§ **WRITTEN REQUEST**
Please output every line of the material as it stands, without the pictures.

(Data entries)
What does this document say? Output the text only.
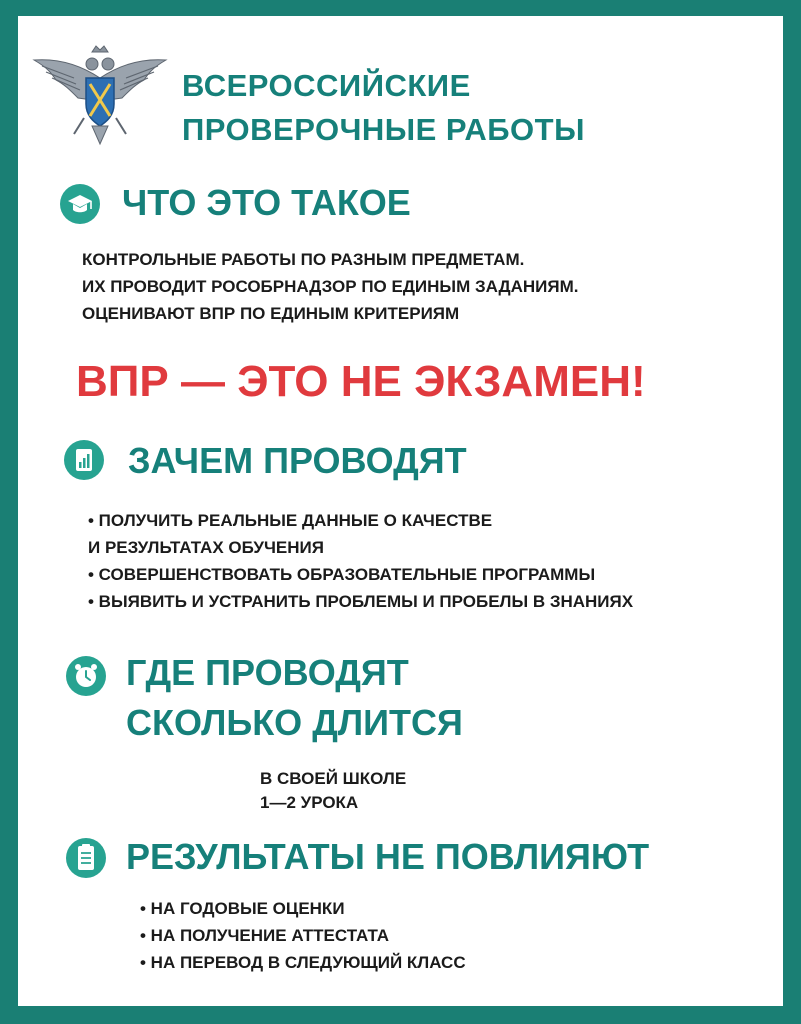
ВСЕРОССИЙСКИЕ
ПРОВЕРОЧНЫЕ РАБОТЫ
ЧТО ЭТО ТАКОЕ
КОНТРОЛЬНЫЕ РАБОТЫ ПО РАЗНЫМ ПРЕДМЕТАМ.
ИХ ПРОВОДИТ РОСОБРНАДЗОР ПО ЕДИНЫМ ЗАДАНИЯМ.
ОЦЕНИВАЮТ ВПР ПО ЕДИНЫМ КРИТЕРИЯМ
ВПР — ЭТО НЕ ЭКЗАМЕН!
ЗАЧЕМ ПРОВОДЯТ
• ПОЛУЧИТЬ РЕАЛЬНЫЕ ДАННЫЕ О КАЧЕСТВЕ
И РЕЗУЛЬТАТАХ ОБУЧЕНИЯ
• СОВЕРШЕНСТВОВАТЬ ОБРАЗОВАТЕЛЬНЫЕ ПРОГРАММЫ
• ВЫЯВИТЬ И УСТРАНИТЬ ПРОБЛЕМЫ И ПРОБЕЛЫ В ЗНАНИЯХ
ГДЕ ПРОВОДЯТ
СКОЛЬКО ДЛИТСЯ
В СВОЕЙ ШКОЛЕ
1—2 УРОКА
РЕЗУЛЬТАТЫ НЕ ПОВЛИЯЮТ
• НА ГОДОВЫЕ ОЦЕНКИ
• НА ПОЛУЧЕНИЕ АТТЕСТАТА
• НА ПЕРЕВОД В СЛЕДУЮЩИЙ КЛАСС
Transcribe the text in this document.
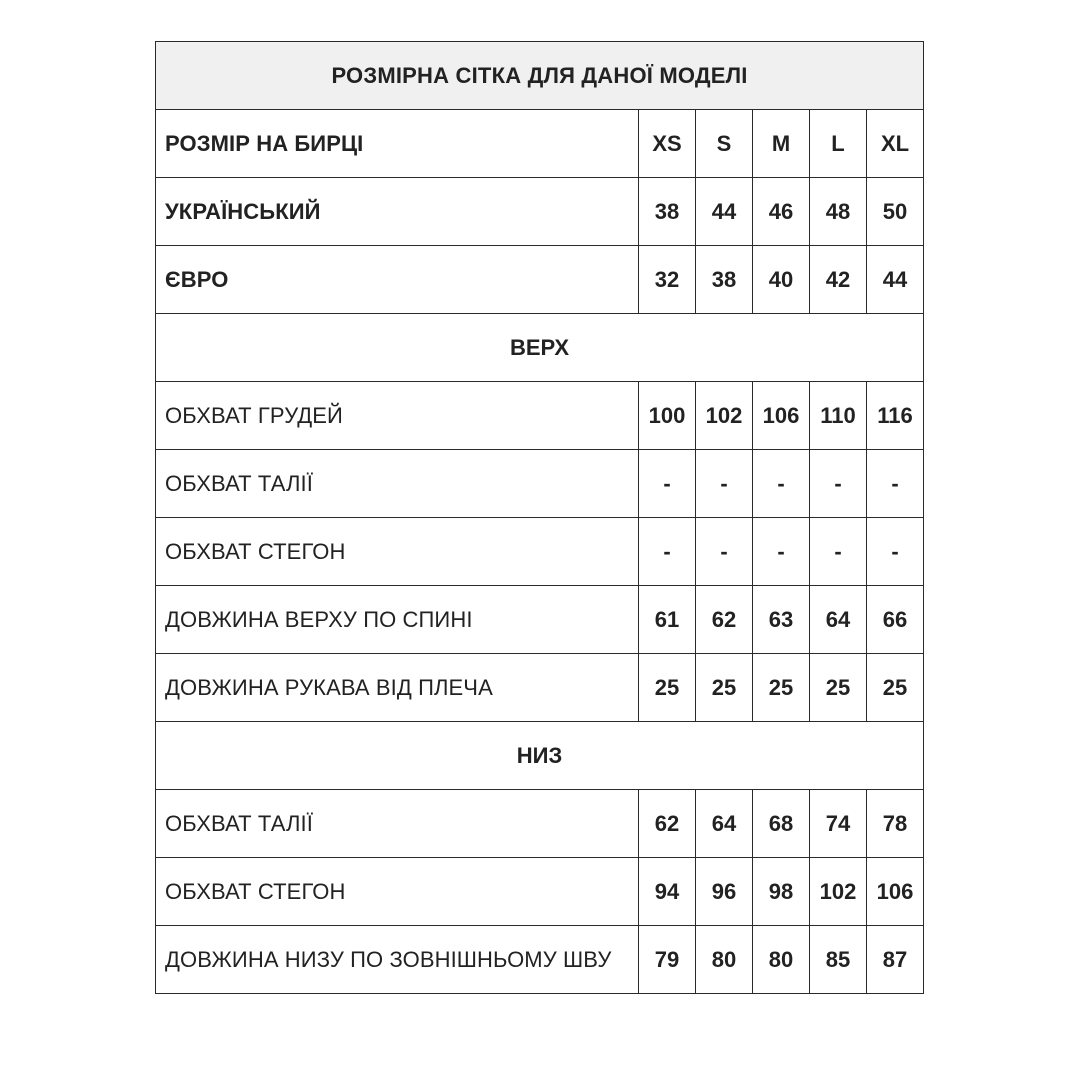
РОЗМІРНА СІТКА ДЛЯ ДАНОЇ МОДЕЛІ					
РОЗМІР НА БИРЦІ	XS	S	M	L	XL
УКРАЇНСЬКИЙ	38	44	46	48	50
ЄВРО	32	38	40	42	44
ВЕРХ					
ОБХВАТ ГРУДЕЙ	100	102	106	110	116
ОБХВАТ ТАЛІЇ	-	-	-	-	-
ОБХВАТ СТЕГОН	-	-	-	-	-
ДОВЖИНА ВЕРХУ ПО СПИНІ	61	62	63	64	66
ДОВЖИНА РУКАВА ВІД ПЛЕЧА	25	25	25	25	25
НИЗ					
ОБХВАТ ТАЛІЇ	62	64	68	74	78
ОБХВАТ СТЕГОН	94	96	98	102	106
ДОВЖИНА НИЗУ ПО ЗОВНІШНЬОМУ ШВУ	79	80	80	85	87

§ **COMPLETE RESPONSE**
What does this document say? Output the text only.
ВСЕРОССИЙСКИЕ
ПРОВЕРОЧНЫЕ РАБОТЫ
ЧТО ЭТО ТАКОЕ
КОНТРОЛЬНЫЕ РАБОТЫ ПО РАЗНЫМ ПРЕДМЕТАМ.
ИХ ПРОВОДИТ РОСОБРНАДЗОР ПО ЕДИНЫМ ЗАДАНИЯМ.
ОЦЕНИВАЮТ ВПР ПО ЕДИНЫМ КРИТЕРИЯМ
ВПР — ЭТО НЕ ЭКЗАМЕН!
ЗАЧЕМ ПРОВОДЯТ
• ПОЛУЧИТЬ РЕАЛЬНЫЕ ДАННЫЕ О КАЧЕСТВЕ
И РЕЗУЛЬТАТАХ ОБУЧЕНИЯ
• СОВЕРШЕНСТВОВАТЬ ОБРАЗОВАТЕЛЬНЫЕ ПРОГРАММЫ
• ВЫЯВИТЬ И УСТРАНИТЬ ПРОБЛЕМЫ И ПРОБЕЛЫ В ЗНАНИЯХ
ГДЕ ПРОВОДЯТ
СКОЛЬКО ДЛИТСЯ
В СВОЕЙ ШКОЛЕ
1—2 УРОКА
РЕЗУЛЬТАТЫ НЕ ПОВЛИЯЮТ
• НА ГОДОВЫЕ ОЦЕНКИ
• НА ПОЛУЧЕНИЕ АТТЕСТАТА
• НА ПЕРЕВОД В СЛЕДУЮЩИЙ КЛАСС
Transcribe the text in this document.
РОЗМІРНА СІТКА ДЛЯ ДАНОЇ МОДЕЛІ					
РОЗМІР НА БИРЦІ	XS	S	M	L	XL
УКРАЇНСЬКИЙ	38	44	46	48	50
ЄВРО	32	38	40	42	44
ВЕРХ					
ОБХВАТ ГРУДЕЙ	100	102	106	110	116
ОБХВАТ ТАЛІЇ	-	-	-	-	-
ОБХВАТ СТЕГОН	-	-	-	-	-
ДОВЖИНА ВЕРХУ ПО СПИНІ	61	62	63	64	66
ДОВЖИНА РУКАВА ВІД ПЛЕЧА	25	25	25	25	25
НИЗ					
ОБХВАТ ТАЛІЇ	62	64	68	74	78
ОБХВАТ СТЕГОН	94	96	98	102	106
ДОВЖИНА НИЗУ ПО ЗОВНІШНЬОМУ ШВУ	79	80	80	85	87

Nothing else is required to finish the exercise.